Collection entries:
(begin)

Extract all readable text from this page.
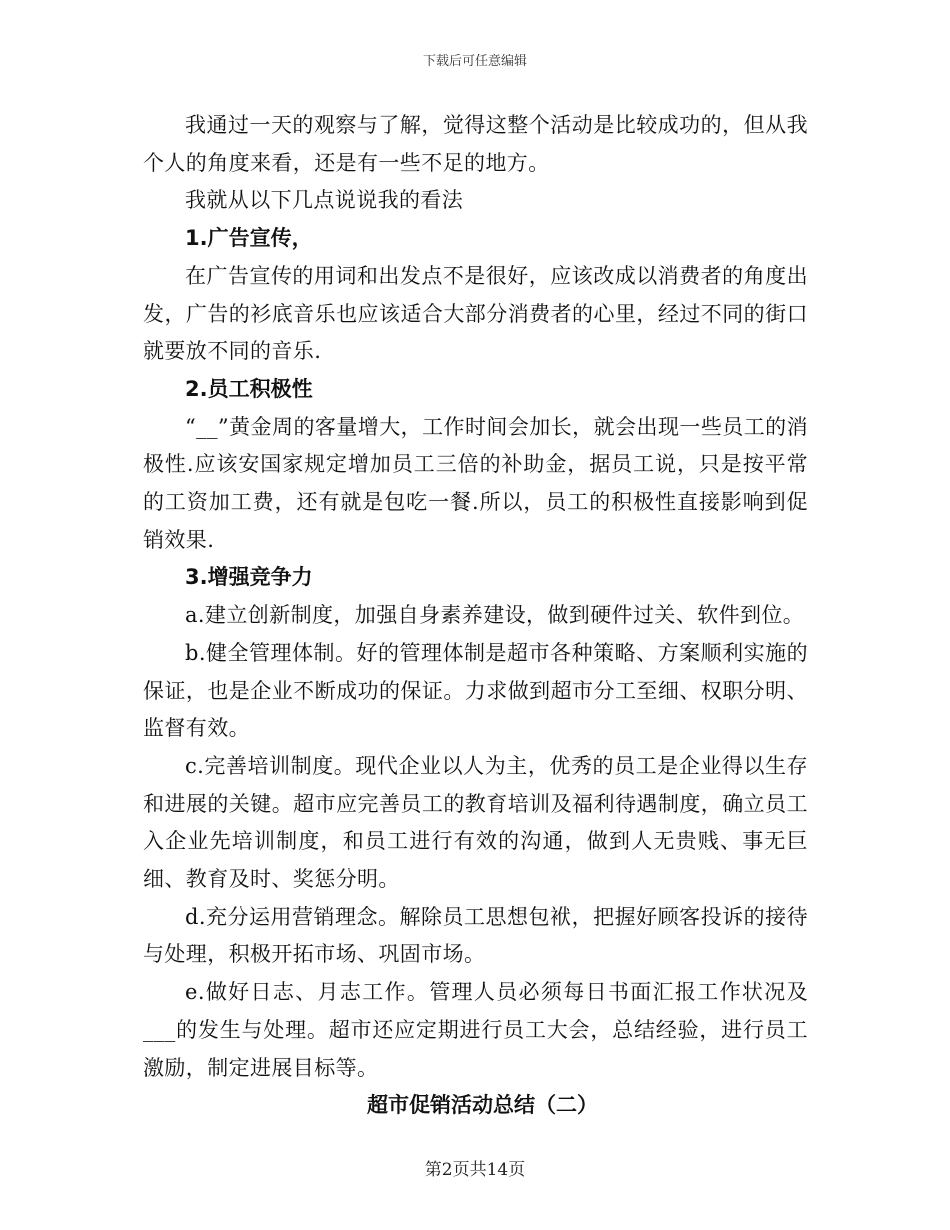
下载后可任意编辑

我通过一天的观察与了解，觉得这整个活动是比较成功的，但从我个人的角度来看，还是有一些不足的地方。

我就从以下几点说说我的看法

1.广告宣传，

在广告宣传的用词和出发点不是很好，应该改成以消费者的角度出发，广告的衫底音乐也应该适合大部分消费者的心里，经过不同的街口就要放不同的音乐.

2.员工积极性

“__”黄金周的客量增大，工作时间会加长，就会出现一些员工的消极性.应该安国家规定增加员工三倍的补助金，据员工说，只是按平常的工资加工费，还有就是包吃一餐.所以，员工的积极性直接影响到促销效果.

3.增强竞争力

a.建立创新制度，加强自身素养建设，做到硬件过关、软件到位。

b.健全管理体制。好的管理体制是超市各种策略、方案顺利实施的保证，也是企业不断成功的保证。力求做到超市分工至细、权职分明、监督有效。

c.完善培训制度。现代企业以人为主，优秀的员工是企业得以生存和进展的关键。超市应完善员工的教育培训及福利待遇制度，确立员工入企业先培训制度，和员工进行有效的沟通，做到人无贵贱、事无巨细、教育及时、奖惩分明。

d.充分运用营销理念。解除员工思想包袱，把握好顾客投诉的接待与处理，积极开拓市场、巩固市场。

e.做好日志、月志工作。管理人员必须每日书面汇报工作状况及___的发生与处理。超市还应定期进行员工大会，总结经验，进行员工激励，制定进展目标等。

超市促销活动总结（二）

第2页共14页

(end)

Reproduce every record above exactly, but leave out the pictures.

• RESPONSE TO THIS TASK:
Extract all readable text from this page.
下载后可任意编辑

我通过一天的观察与了解，觉得这整个活动是比较成功的，但从我个人的角度来看，还是有一些不足的地方。

我就从以下几点说说我的看法

1.广告宣传，

在广告宣传的用词和出发点不是很好，应该改成以消费者的角度出发，广告的衫底音乐也应该适合大部分消费者的心里，经过不同的街口就要放不同的音乐.

2.员工积极性

“__”黄金周的客量增大，工作时间会加长，就会出现一些员工的消极性.应该安国家规定增加员工三倍的补助金，据员工说，只是按平常的工资加工费，还有就是包吃一餐.所以，员工的积极性直接影响到促销效果.

3.增强竞争力

a.建立创新制度，加强自身素养建设，做到硬件过关、软件到位。

b.健全管理体制。好的管理体制是超市各种策略、方案顺利实施的保证，也是企业不断成功的保证。力求做到超市分工至细、权职分明、监督有效。

c.完善培训制度。现代企业以人为主，优秀的员工是企业得以生存和进展的关键。超市应完善员工的教育培训及福利待遇制度，确立员工入企业先培训制度，和员工进行有效的沟通，做到人无贵贱、事无巨细、教育及时、奖惩分明。

d.充分运用营销理念。解除员工思想包袱，把握好顾客投诉的接待与处理，积极开拓市场、巩固市场。

e.做好日志、月志工作。管理人员必须每日书面汇报工作状况及___的发生与处理。超市还应定期进行员工大会，总结经验，进行员工激励，制定进展目标等。

超市促销活动总结（二）

第2页共14页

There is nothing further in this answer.